START SUPPLIED RECORDS

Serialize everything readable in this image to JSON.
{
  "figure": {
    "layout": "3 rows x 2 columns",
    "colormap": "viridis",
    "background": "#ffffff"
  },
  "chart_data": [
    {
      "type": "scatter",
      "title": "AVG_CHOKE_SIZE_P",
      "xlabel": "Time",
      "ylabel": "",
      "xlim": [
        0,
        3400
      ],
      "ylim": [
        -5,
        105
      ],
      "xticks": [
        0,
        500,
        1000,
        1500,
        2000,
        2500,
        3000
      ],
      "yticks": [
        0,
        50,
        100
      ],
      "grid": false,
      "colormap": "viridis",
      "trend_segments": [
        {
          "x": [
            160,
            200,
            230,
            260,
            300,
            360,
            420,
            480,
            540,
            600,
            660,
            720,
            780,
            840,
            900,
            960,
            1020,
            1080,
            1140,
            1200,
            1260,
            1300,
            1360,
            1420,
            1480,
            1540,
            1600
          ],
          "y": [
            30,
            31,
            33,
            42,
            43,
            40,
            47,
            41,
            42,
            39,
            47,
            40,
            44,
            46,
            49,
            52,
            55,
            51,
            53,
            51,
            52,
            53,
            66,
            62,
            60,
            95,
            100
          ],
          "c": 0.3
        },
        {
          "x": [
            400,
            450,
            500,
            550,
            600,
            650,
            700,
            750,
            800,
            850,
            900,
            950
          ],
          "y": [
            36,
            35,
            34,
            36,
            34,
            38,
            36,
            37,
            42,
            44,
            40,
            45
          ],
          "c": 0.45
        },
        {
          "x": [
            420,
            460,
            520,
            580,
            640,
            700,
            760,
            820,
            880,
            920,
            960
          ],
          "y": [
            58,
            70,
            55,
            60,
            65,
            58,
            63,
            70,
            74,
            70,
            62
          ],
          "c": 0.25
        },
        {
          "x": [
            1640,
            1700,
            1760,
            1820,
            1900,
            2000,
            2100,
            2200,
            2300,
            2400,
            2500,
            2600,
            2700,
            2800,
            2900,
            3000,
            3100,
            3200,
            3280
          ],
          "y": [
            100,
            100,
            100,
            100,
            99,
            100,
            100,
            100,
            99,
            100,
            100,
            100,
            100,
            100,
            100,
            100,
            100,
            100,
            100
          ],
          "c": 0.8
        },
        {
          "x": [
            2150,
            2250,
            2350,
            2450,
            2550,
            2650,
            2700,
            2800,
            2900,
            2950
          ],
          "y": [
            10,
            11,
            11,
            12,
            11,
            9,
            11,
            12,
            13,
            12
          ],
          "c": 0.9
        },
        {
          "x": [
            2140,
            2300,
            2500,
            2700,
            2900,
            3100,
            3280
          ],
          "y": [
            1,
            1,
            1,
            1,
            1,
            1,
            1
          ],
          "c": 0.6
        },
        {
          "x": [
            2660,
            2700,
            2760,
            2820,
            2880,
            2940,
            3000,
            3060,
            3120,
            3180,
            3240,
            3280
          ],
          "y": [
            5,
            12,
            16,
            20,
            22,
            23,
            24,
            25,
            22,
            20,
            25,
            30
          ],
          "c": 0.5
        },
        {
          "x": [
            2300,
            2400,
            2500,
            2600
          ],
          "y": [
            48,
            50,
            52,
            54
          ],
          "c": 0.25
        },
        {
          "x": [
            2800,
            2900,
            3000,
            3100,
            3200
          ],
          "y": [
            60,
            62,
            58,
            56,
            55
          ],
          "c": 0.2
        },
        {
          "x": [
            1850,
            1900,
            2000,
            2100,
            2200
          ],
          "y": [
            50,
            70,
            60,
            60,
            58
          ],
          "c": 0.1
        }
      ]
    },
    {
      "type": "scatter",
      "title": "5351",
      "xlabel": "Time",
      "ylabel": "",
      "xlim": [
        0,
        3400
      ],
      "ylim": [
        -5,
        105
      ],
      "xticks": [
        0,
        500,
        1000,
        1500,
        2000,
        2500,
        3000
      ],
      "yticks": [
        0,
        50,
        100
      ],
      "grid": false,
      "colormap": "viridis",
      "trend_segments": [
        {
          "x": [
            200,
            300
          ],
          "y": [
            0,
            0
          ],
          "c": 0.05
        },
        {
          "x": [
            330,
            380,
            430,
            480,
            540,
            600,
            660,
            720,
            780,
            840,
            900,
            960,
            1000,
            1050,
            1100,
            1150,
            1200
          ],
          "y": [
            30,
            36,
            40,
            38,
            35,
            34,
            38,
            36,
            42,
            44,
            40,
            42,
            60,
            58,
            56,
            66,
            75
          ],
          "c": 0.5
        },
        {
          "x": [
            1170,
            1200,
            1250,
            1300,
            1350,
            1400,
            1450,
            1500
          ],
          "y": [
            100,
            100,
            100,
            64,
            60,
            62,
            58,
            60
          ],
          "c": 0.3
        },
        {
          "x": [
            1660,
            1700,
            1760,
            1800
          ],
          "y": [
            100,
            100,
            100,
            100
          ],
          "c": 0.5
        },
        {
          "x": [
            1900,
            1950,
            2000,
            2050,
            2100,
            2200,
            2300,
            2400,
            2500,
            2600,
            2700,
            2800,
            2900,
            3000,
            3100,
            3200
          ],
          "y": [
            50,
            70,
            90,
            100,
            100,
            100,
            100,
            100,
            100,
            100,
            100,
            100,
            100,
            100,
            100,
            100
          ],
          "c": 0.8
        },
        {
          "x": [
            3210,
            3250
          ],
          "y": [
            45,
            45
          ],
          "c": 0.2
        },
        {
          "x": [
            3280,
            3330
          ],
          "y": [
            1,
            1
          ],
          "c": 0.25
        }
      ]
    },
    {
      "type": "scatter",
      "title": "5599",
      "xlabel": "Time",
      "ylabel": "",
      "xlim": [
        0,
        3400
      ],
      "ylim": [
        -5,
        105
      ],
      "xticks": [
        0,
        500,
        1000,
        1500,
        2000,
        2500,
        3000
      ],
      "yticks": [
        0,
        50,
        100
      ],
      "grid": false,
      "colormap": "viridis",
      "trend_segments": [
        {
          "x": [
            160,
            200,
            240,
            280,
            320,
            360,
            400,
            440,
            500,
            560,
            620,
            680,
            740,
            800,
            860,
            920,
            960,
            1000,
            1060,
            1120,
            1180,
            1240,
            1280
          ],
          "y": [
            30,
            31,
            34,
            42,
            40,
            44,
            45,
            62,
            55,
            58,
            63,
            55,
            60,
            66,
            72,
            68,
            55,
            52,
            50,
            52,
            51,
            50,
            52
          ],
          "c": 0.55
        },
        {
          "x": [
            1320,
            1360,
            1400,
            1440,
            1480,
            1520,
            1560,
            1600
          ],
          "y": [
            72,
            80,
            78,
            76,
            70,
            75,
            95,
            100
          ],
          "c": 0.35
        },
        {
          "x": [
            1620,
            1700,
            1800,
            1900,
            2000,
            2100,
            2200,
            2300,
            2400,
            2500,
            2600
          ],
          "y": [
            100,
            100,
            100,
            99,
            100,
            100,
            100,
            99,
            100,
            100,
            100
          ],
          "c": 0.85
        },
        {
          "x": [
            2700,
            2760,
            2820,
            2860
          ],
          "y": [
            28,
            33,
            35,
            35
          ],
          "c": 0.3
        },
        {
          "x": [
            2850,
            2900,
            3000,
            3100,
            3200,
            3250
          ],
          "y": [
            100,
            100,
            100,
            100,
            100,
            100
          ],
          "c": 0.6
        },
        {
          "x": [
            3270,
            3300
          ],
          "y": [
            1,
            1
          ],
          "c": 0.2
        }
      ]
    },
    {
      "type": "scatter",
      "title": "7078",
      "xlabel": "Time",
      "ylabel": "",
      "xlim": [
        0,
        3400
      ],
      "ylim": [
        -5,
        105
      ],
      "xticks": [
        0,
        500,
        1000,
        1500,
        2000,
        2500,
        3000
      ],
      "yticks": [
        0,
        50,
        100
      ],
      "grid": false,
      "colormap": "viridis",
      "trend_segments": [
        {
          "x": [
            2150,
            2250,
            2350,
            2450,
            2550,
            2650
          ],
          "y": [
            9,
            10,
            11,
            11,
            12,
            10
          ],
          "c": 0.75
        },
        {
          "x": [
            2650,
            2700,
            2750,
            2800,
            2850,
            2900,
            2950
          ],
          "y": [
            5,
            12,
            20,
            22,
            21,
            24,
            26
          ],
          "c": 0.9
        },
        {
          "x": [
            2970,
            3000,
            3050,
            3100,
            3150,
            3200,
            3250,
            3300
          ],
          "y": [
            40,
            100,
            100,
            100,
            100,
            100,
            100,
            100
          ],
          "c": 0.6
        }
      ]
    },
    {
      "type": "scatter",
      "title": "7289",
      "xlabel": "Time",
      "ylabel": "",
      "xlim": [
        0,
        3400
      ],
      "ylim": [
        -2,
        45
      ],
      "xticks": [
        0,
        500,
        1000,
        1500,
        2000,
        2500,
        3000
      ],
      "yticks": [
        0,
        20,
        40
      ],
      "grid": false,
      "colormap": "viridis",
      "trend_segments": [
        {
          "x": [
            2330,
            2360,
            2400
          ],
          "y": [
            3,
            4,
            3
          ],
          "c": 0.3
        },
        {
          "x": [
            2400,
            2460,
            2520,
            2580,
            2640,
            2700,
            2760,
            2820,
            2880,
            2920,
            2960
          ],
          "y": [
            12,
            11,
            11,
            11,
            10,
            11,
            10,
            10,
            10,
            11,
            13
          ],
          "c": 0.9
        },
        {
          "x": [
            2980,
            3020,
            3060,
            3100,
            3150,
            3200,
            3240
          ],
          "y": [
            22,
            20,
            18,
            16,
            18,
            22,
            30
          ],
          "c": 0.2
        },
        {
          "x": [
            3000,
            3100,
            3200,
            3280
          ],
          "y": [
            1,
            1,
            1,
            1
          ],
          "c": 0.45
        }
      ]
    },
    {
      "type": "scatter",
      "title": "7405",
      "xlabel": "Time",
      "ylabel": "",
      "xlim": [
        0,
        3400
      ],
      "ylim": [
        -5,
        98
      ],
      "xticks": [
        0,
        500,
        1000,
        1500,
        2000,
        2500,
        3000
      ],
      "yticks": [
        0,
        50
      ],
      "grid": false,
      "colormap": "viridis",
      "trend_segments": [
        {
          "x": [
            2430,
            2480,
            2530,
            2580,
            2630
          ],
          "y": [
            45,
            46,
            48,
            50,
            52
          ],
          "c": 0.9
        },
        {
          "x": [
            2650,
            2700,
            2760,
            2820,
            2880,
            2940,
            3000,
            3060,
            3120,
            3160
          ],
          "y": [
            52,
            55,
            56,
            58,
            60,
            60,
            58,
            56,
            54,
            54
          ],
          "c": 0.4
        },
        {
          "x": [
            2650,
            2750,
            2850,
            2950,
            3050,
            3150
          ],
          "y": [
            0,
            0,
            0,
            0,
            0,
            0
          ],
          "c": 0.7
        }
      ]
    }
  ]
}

END SUPPLIED RECORDS

DIRECTIVE: From the entries above, pull out each line that includes "title".

RESULT OF THIS TASK:
      "title": "AVG_CHOKE_SIZE_P",
      "title": "5351",
      "title": "5599",
      "title": "7078",
      "title": "7289",
      "title": "7405",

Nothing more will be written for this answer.